-- Start --

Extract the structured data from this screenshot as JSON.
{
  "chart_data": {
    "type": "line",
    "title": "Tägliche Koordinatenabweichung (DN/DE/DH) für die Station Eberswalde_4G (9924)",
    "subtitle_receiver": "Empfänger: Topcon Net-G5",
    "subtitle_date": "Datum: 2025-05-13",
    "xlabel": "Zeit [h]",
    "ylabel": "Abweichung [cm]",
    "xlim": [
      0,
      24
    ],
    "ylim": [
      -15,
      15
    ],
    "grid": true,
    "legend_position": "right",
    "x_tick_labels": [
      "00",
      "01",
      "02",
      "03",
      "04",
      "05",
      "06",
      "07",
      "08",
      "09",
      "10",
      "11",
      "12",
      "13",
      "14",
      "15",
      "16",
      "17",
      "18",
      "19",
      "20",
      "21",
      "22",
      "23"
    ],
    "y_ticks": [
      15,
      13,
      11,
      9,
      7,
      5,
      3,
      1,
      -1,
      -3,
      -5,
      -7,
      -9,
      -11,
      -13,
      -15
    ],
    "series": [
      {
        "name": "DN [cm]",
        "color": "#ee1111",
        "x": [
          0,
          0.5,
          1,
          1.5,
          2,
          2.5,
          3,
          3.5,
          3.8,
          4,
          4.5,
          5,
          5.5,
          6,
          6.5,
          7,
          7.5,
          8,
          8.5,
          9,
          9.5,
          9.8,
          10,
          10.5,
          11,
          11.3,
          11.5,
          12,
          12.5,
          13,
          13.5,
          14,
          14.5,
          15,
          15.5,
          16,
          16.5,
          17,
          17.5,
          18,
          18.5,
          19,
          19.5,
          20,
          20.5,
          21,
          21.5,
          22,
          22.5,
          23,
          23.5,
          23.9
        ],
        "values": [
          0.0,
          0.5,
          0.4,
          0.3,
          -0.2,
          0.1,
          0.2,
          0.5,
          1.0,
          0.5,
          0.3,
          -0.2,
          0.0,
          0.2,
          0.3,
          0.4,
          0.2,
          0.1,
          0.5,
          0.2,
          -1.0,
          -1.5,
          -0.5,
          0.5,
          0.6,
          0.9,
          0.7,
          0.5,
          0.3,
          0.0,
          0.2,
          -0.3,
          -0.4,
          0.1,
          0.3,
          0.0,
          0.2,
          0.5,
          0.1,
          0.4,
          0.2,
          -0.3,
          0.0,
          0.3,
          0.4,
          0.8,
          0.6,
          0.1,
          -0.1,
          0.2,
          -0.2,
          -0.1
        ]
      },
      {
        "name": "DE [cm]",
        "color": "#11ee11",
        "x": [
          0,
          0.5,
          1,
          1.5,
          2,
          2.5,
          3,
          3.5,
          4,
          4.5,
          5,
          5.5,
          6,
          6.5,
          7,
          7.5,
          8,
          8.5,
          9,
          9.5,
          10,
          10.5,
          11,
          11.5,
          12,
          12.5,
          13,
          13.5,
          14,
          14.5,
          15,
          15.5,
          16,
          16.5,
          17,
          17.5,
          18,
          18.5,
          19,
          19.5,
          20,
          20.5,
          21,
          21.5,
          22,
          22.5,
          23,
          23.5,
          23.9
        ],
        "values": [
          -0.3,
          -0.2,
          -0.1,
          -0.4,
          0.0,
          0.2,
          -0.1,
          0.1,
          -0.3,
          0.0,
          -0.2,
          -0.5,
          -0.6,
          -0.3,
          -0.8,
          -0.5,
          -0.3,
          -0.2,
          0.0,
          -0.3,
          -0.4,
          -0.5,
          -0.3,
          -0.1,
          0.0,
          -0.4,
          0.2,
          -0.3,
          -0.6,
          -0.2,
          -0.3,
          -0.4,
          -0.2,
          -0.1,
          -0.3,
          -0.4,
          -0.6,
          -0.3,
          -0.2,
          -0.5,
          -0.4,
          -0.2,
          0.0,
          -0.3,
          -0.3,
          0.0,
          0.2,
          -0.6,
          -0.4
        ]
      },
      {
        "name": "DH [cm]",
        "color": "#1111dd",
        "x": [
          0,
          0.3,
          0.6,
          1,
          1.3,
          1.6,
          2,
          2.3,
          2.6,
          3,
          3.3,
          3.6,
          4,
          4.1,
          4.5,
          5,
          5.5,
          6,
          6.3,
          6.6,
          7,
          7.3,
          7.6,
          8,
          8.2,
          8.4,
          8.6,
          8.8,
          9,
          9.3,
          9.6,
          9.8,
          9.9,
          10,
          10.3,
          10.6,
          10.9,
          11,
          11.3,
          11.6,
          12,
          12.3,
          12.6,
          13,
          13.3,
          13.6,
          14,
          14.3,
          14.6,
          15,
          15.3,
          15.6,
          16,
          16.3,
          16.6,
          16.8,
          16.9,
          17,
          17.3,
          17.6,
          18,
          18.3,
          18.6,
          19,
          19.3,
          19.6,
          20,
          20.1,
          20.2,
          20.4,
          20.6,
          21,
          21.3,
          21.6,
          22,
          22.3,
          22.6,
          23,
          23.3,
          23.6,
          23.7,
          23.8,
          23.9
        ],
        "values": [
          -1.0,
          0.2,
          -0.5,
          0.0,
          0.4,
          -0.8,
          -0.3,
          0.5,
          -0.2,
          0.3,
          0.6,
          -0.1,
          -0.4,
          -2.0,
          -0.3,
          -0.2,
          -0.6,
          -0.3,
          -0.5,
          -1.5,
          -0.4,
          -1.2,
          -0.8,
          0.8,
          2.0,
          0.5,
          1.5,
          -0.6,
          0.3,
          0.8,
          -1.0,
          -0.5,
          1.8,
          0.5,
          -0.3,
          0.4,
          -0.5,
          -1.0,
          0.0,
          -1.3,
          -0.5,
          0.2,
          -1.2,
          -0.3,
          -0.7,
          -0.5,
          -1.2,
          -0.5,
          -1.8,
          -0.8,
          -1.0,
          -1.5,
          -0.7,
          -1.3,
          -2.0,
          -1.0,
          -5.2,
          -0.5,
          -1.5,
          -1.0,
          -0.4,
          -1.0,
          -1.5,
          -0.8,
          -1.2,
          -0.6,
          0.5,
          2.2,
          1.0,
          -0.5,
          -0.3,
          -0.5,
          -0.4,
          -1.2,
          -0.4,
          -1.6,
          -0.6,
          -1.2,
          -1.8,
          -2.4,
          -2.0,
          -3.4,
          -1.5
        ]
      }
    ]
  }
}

-- End --

◆ What this task involves: Restate the listing in full, word for word.

◆ Solution to this task:
Extract the structured data from this screenshot as JSON.
{
  "chart_data": {
    "type": "line",
    "title": "Tägliche Koordinatenabweichung (DN/DE/DH) für die Station Eberswalde_4G (9924)",
    "subtitle_receiver": "Empfänger: Topcon Net-G5",
    "subtitle_date": "Datum: 2025-05-13",
    "xlabel": "Zeit [h]",
    "ylabel": "Abweichung [cm]",
    "xlim": [
      0,
      24
    ],
    "ylim": [
      -15,
      15
    ],
    "grid": true,
    "legend_position": "right",
    "x_tick_labels": [
      "00",
      "01",
      "02",
      "03",
      "04",
      "05",
      "06",
      "07",
      "08",
      "09",
      "10",
      "11",
      "12",
      "13",
      "14",
      "15",
      "16",
      "17",
      "18",
      "19",
      "20",
      "21",
      "22",
      "23"
    ],
    "y_ticks": [
      15,
      13,
      11,
      9,
      7,
      5,
      3,
      1,
      -1,
      -3,
      -5,
      -7,
      -9,
      -11,
      -13,
      -15
    ],
    "series": [
      {
        "name": "DN [cm]",
        "color": "#ee1111",
        "x": [
          0,
          0.5,
          1,
          1.5,
          2,
          2.5,
          3,
          3.5,
          3.8,
          4,
          4.5,
          5,
          5.5,
          6,
          6.5,
          7,
          7.5,
          8,
          8.5,
          9,
          9.5,
          9.8,
          10,
          10.5,
          11,
          11.3,
          11.5,
          12,
          12.5,
          13,
          13.5,
          14,
          14.5,
          15,
          15.5,
          16,
          16.5,
          17,
          17.5,
          18,
          18.5,
          19,
          19.5,
          20,
          20.5,
          21,
          21.5,
          22,
          22.5,
          23,
          23.5,
          23.9
        ],
        "values": [
          0.0,
          0.5,
          0.4,
          0.3,
          -0.2,
          0.1,
          0.2,
          0.5,
          1.0,
          0.5,
          0.3,
          -0.2,
          0.0,
          0.2,
          0.3,
          0.4,
          0.2,
          0.1,
          0.5,
          0.2,
          -1.0,
          -1.5,
          -0.5,
          0.5,
          0.6,
          0.9,
          0.7,
          0.5,
          0.3,
          0.0,
          0.2,
          -0.3,
          -0.4,
          0.1,
          0.3,
          0.0,
          0.2,
          0.5,
          0.1,
          0.4,
          0.2,
          -0.3,
          0.0,
          0.3,
          0.4,
          0.8,
          0.6,
          0.1,
          -0.1,
          0.2,
          -0.2,
          -0.1
        ]
      },
      {
        "name": "DE [cm]",
        "color": "#11ee11",
        "x": [
          0,
          0.5,
          1,
          1.5,
          2,
          2.5,
          3,
          3.5,
          4,
          4.5,
          5,
          5.5,
          6,
          6.5,
          7,
          7.5,
          8,
          8.5,
          9,
          9.5,
          10,
          10.5,
          11,
          11.5,
          12,
          12.5,
          13,
          13.5,
          14,
          14.5,
          15,
          15.5,
          16,
          16.5,
          17,
          17.5,
          18,
          18.5,
          19,
          19.5,
          20,
          20.5,
          21,
          21.5,
          22,
          22.5,
          23,
          23.5,
          23.9
        ],
        "values": [
          -0.3,
          -0.2,
          -0.1,
          -0.4,
          0.0,
          0.2,
          -0.1,
          0.1,
          -0.3,
          0.0,
          -0.2,
          -0.5,
          -0.6,
          -0.3,
          -0.8,
          -0.5,
          -0.3,
          -0.2,
          0.0,
          -0.3,
          -0.4,
          -0.5,
          -0.3,
          -0.1,
          0.0,
          -0.4,
          0.2,
          -0.3,
          -0.6,
          -0.2,
          -0.3,
          -0.4,
          -0.2,
          -0.1,
          -0.3,
          -0.4,
          -0.6,
          -0.3,
          -0.2,
          -0.5,
          -0.4,
          -0.2,
          0.0,
          -0.3,
          -0.3,
          0.0,
          0.2,
          -0.6,
          -0.4
        ]
      },
      {
        "name": "DH [cm]",
        "color": "#1111dd",
        "x": [
          0,
          0.3,
          0.6,
          1,
          1.3,
          1.6,
          2,
          2.3,
          2.6,
          3,
          3.3,
          3.6,
          4,
          4.1,
          4.5,
          5,
          5.5,
          6,
          6.3,
          6.6,
          7,
          7.3,
          7.6,
          8,
          8.2,
          8.4,
          8.6,
          8.8,
          9,
          9.3,
          9.6,
          9.8,
          9.9,
          10,
          10.3,
          10.6,
          10.9,
          11,
          11.3,
          11.6,
          12,
          12.3,
          12.6,
          13,
          13.3,
          13.6,
          14,
          14.3,
          14.6,
          15,
          15.3,
          15.6,
          16,
          16.3,
          16.6,
          16.8,
          16.9,
          17,
          17.3,
          17.6,
          18,
          18.3,
          18.6,
          19,
          19.3,
          19.6,
          20,
          20.1,
          20.2,
          20.4,
          20.6,
          21,
          21.3,
          21.6,
          22,
          22.3,
          22.6,
          23,
          23.3,
          23.6,
          23.7,
          23.8,
          23.9
        ],
        "values": [
          -1.0,
          0.2,
          -0.5,
          0.0,
          0.4,
          -0.8,
          -0.3,
          0.5,
          -0.2,
          0.3,
          0.6,
          -0.1,
          -0.4,
          -2.0,
          -0.3,
          -0.2,
          -0.6,
          -0.3,
          -0.5,
          -1.5,
          -0.4,
          -1.2,
          -0.8,
          0.8,
          2.0,
          0.5,
          1.5,
          -0.6,
          0.3,
          0.8,
          -1.0,
          -0.5,
          1.8,
          0.5,
          -0.3,
          0.4,
          -0.5,
          -1.0,
          0.0,
          -1.3,
          -0.5,
          0.2,
          -1.2,
          -0.3,
          -0.7,
          -0.5,
          -1.2,
          -0.5,
          -1.8,
          -0.8,
          -1.0,
          -1.5,
          -0.7,
          -1.3,
          -2.0,
          -1.0,
          -5.2,
          -0.5,
          -1.5,
          -1.0,
          -0.4,
          -1.0,
          -1.5,
          -0.8,
          -1.2,
          -0.6,
          0.5,
          2.2,
          1.0,
          -0.5,
          -0.3,
          -0.5,
          -0.4,
          -1.2,
          -0.4,
          -1.6,
          -0.6,
          -1.2,
          -1.8,
          -2.4,
          -2.0,
          -3.4,
          -1.5
        ]
      }
    ]
  }
}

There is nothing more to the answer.